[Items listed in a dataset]

— Begin —

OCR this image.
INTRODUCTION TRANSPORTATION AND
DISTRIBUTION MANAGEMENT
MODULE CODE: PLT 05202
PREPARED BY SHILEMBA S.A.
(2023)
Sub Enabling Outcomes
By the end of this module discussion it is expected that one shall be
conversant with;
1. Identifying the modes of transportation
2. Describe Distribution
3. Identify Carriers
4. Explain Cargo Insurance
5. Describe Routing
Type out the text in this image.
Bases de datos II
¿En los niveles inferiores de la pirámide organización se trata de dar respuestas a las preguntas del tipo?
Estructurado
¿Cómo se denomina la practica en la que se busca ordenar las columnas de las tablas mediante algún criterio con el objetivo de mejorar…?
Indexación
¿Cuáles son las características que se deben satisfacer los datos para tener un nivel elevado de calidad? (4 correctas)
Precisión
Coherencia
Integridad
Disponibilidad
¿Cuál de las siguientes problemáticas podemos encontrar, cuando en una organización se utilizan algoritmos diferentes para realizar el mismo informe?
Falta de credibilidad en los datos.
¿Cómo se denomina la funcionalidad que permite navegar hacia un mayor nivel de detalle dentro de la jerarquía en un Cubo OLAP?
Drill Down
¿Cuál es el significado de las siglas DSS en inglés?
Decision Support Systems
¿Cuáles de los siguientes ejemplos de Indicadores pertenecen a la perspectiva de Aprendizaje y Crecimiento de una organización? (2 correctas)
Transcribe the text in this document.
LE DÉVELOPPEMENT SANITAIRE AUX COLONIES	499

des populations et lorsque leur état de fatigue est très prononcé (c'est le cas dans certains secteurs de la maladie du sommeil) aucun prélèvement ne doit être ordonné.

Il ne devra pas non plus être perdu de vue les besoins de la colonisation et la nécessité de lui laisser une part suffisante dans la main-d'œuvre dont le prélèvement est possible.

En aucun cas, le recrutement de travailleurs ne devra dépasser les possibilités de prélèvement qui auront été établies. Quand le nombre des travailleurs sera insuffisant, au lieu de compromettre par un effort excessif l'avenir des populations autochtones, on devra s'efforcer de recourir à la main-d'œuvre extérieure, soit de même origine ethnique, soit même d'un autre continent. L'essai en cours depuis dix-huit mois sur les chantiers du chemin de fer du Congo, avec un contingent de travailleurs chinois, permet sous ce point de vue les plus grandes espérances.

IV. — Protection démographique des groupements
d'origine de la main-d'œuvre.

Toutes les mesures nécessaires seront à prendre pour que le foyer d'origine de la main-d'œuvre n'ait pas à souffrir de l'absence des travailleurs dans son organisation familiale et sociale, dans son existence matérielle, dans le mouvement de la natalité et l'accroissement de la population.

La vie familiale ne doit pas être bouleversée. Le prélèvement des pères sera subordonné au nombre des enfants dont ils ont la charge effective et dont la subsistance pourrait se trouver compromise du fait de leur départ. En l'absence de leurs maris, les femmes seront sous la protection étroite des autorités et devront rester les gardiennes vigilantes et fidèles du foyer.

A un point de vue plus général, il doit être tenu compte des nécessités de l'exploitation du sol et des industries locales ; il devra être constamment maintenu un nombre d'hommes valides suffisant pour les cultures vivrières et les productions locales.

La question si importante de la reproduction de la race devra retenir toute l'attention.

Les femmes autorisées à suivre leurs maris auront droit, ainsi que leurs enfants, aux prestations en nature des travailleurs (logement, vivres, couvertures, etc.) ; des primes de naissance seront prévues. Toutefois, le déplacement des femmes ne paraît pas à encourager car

— End —

Return each full line of the entries that contains the word "image".

* [EXERCISE SOLUTION]:
OCR this image.
Type out the text in this image.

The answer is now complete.